* [SUPPLIED MATERIAL]
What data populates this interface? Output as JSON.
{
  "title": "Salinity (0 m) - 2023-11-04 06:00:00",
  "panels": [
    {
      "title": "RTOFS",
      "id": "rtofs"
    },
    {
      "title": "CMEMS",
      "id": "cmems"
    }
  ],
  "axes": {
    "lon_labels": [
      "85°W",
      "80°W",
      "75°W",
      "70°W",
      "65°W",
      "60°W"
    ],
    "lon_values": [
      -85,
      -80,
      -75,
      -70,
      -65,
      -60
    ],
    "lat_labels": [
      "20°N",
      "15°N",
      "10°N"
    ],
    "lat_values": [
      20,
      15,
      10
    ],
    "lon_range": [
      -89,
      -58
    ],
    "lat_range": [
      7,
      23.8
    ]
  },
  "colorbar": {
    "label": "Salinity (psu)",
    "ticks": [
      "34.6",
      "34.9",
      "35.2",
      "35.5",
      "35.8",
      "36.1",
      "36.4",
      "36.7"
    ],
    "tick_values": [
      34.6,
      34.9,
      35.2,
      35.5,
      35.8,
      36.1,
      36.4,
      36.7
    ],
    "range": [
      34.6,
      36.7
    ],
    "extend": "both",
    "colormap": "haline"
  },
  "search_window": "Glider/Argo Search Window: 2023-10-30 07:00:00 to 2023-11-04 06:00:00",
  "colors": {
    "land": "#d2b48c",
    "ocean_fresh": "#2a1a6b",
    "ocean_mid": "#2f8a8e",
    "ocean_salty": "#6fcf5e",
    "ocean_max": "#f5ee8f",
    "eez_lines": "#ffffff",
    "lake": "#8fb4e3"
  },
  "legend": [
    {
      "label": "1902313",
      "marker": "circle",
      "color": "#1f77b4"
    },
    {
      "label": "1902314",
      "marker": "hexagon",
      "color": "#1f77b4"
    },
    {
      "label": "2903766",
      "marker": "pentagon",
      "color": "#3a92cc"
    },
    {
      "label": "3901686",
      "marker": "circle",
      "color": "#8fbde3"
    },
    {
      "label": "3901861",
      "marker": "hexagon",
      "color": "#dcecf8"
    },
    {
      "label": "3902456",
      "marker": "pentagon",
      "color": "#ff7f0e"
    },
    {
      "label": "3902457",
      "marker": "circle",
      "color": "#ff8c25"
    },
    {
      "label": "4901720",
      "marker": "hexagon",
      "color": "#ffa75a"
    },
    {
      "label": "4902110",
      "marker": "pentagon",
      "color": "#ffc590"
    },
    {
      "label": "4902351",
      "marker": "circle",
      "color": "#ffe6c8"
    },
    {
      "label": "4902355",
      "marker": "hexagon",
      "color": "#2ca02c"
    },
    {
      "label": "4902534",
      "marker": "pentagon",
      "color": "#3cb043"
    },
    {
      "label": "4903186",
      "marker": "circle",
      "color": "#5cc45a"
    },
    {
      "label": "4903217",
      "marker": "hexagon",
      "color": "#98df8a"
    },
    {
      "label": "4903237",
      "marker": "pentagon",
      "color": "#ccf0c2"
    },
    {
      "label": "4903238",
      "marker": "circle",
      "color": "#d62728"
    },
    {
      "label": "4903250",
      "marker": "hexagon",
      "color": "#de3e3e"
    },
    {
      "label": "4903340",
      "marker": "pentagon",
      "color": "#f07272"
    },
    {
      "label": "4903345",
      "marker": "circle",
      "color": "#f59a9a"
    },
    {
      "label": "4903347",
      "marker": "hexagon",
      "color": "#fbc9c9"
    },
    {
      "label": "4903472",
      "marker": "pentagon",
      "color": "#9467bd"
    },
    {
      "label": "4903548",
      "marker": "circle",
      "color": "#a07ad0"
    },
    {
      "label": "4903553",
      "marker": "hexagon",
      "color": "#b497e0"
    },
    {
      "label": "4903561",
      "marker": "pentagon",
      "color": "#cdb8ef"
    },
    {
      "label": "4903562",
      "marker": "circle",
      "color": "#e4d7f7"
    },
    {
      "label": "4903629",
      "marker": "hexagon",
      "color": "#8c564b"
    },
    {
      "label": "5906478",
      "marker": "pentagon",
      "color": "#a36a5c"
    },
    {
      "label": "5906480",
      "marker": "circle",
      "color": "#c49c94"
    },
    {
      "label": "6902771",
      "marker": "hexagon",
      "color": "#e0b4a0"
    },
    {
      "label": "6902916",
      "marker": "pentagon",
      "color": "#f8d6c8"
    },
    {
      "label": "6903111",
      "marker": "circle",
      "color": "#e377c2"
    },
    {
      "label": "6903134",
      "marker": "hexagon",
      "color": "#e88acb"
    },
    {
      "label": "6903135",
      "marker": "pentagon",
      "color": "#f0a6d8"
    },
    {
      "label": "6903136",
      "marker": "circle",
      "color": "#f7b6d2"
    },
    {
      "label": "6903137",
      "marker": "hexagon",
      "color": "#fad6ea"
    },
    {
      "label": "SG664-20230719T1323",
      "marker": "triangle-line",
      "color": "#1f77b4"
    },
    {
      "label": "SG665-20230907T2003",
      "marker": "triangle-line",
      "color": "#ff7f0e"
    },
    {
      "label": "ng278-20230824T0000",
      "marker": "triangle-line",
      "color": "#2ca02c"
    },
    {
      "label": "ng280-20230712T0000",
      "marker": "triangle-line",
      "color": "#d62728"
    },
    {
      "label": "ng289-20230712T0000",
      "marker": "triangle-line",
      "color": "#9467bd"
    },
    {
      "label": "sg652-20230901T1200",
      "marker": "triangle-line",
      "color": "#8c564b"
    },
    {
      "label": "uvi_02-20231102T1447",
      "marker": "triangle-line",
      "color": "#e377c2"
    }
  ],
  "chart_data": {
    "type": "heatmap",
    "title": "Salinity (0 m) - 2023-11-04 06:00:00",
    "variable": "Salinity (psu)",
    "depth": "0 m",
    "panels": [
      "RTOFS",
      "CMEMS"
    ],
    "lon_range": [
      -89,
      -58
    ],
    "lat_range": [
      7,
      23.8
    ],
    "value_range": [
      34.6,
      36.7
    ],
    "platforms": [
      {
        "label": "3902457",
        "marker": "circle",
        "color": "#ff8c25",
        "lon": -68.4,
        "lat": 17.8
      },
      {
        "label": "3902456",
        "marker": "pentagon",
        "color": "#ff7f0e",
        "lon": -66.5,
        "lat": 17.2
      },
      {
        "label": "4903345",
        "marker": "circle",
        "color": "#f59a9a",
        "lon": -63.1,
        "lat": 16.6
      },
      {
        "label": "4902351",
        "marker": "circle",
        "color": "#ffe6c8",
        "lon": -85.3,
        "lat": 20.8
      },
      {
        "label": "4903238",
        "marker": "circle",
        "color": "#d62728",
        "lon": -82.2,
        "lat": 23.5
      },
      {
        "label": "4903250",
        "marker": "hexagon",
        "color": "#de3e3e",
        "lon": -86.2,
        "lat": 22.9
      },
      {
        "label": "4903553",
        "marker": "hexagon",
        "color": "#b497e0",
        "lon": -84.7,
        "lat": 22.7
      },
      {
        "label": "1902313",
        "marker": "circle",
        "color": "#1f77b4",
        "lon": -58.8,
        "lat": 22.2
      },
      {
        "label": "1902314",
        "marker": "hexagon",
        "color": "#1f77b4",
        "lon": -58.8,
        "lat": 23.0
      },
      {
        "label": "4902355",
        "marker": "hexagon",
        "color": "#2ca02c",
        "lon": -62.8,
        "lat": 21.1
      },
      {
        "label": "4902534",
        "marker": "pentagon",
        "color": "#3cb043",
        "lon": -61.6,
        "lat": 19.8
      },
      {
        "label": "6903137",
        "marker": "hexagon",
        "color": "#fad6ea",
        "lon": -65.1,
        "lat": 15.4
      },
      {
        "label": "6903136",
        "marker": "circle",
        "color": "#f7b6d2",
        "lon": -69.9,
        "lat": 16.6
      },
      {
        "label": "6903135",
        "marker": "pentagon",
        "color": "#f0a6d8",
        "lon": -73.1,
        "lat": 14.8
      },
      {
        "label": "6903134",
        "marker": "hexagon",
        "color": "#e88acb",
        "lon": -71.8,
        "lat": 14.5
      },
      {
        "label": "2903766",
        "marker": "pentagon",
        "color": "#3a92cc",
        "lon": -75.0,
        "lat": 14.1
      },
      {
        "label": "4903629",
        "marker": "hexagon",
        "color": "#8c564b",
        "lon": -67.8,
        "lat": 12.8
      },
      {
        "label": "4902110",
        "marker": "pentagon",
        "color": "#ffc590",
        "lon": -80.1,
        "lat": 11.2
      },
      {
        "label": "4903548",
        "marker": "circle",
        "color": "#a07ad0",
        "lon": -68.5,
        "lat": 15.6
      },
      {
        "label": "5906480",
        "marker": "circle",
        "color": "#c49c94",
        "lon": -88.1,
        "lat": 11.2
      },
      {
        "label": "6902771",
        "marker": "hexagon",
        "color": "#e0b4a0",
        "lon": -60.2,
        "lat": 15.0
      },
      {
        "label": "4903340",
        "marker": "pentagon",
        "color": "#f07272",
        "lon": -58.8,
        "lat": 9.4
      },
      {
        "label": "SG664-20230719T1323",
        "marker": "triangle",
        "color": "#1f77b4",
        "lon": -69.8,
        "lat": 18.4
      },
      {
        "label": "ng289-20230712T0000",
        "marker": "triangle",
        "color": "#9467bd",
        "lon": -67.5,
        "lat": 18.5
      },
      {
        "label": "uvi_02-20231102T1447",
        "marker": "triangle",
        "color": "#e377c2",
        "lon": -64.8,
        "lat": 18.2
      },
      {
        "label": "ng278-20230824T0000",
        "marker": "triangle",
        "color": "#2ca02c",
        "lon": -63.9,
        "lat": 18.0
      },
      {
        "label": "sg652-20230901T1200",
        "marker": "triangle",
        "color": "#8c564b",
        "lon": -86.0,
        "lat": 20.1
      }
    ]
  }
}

* [THE REQUEST] Locate the word "Salinity" in the records and collect each line it appears in.

* [TASK OUTPUT]
  "title": "Salinity (0 m) - 2023-11-04 06:00:00",
    "label": "Salinity (psu)",
    "title": "Salinity (0 m) - 2023-11-04 06:00:00",
    "variable": "Salinity (psu)",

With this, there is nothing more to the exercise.